A run of records:
^^^^
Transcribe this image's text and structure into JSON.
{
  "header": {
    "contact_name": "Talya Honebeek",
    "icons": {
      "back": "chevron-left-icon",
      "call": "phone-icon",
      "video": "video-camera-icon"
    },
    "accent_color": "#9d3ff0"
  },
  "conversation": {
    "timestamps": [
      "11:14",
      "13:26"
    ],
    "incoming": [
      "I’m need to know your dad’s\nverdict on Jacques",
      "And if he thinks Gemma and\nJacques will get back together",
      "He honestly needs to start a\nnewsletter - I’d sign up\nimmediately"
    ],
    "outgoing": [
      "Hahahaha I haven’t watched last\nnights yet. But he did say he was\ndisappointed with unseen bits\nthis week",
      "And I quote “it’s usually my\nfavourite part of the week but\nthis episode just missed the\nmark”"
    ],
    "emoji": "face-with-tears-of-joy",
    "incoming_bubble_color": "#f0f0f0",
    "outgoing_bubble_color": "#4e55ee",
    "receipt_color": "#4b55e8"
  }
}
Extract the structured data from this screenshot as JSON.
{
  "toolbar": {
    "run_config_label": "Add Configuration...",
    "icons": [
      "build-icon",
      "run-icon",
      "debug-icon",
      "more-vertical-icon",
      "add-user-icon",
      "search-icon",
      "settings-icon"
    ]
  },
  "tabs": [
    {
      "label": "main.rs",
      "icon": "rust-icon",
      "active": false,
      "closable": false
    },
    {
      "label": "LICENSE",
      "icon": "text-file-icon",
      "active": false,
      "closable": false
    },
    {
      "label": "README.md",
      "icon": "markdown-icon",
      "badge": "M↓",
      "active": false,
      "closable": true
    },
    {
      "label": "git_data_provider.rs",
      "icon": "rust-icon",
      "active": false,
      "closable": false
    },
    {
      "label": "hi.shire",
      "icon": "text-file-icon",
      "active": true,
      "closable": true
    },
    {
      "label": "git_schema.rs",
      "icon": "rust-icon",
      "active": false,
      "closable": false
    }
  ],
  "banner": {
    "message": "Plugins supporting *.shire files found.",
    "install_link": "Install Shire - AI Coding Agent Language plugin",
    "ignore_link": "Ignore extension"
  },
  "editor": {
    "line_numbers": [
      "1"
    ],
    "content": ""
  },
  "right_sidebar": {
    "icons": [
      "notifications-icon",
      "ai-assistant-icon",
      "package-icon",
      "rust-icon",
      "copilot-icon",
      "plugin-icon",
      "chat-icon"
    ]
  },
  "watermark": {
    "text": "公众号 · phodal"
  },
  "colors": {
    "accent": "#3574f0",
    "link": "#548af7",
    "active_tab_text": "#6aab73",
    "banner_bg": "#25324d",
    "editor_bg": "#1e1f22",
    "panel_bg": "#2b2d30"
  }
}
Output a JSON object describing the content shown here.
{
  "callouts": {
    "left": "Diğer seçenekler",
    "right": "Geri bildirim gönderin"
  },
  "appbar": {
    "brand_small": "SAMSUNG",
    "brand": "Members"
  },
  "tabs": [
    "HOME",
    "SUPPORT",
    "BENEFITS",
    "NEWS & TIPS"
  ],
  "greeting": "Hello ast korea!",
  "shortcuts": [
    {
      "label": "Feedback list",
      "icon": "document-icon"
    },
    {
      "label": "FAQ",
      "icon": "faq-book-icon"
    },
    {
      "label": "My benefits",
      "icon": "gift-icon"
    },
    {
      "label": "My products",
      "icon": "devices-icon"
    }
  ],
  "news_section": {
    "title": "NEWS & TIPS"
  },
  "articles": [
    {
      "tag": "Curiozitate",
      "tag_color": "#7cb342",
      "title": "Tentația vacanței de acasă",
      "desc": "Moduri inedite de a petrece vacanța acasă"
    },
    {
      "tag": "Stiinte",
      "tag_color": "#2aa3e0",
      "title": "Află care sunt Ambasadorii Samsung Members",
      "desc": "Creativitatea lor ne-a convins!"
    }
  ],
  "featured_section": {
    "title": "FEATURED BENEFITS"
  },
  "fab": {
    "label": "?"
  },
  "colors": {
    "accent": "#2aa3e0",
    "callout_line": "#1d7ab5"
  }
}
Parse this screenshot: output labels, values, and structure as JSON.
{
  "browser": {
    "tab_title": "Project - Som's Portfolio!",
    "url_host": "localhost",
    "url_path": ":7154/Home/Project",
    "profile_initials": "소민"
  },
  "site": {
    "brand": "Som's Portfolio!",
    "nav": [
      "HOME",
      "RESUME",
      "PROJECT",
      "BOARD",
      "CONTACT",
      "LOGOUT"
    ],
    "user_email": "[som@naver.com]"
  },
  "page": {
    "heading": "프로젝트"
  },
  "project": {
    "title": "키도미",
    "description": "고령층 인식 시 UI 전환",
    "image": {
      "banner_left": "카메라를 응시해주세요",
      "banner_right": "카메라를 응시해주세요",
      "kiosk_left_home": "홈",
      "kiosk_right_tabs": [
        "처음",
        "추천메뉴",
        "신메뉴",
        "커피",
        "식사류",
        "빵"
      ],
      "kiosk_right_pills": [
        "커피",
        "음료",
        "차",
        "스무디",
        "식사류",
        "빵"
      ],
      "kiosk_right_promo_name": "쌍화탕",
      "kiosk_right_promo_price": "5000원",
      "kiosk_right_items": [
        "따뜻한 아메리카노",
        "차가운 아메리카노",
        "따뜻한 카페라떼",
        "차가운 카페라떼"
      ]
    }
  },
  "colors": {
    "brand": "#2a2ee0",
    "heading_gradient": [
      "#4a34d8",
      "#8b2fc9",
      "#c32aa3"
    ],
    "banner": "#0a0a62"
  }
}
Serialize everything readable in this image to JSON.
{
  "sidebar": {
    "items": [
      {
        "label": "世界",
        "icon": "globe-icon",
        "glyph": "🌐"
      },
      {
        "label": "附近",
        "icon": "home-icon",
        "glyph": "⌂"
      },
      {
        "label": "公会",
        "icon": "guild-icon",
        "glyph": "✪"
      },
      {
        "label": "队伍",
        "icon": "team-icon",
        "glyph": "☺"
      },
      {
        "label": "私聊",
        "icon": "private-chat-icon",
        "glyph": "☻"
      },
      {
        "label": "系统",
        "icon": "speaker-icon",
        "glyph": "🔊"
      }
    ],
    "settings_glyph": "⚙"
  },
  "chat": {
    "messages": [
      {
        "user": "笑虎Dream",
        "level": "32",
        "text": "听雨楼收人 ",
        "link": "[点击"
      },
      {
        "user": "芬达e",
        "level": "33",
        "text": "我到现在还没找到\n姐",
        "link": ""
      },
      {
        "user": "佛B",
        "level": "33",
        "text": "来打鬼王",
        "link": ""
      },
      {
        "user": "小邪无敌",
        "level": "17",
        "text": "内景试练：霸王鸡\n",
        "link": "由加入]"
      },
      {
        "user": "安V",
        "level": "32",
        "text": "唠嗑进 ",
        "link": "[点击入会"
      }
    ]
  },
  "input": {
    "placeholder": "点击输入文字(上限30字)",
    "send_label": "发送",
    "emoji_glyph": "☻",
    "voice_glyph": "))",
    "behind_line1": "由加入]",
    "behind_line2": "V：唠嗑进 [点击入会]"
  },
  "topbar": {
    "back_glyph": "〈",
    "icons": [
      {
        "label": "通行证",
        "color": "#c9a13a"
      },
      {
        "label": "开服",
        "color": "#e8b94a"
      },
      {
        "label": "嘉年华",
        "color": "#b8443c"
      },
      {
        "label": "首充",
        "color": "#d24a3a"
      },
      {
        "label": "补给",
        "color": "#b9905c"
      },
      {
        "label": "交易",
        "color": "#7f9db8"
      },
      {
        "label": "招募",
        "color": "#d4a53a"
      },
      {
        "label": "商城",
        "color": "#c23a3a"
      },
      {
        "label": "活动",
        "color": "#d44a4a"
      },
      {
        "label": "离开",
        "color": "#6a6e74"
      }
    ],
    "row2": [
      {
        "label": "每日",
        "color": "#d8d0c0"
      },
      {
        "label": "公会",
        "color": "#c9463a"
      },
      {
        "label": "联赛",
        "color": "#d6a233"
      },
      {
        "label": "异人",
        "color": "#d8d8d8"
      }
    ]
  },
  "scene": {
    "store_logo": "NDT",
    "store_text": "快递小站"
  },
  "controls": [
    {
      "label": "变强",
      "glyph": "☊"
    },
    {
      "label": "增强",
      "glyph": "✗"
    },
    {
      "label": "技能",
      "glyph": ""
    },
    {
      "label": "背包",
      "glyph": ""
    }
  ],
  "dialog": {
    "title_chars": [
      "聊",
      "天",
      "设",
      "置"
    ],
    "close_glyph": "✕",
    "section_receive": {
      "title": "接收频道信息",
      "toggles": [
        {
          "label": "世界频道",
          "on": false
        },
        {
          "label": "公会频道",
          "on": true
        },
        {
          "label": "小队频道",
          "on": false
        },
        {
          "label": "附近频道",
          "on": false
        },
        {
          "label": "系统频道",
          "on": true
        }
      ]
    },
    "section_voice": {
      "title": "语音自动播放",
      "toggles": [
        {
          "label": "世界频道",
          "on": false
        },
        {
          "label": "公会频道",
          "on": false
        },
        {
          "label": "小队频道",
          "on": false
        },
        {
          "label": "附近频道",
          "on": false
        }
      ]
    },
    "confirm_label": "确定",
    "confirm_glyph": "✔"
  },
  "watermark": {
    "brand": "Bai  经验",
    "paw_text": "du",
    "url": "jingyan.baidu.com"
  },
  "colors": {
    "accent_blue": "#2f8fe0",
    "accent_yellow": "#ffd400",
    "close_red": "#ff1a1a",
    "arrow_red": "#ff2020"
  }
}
^^^^
Show all lines from the listing above in which "image" appears.

THE SOLUTION:
Transcribe this image's text and structure into JSON.
    "image": {
Serialize everything readable in this image to JSON.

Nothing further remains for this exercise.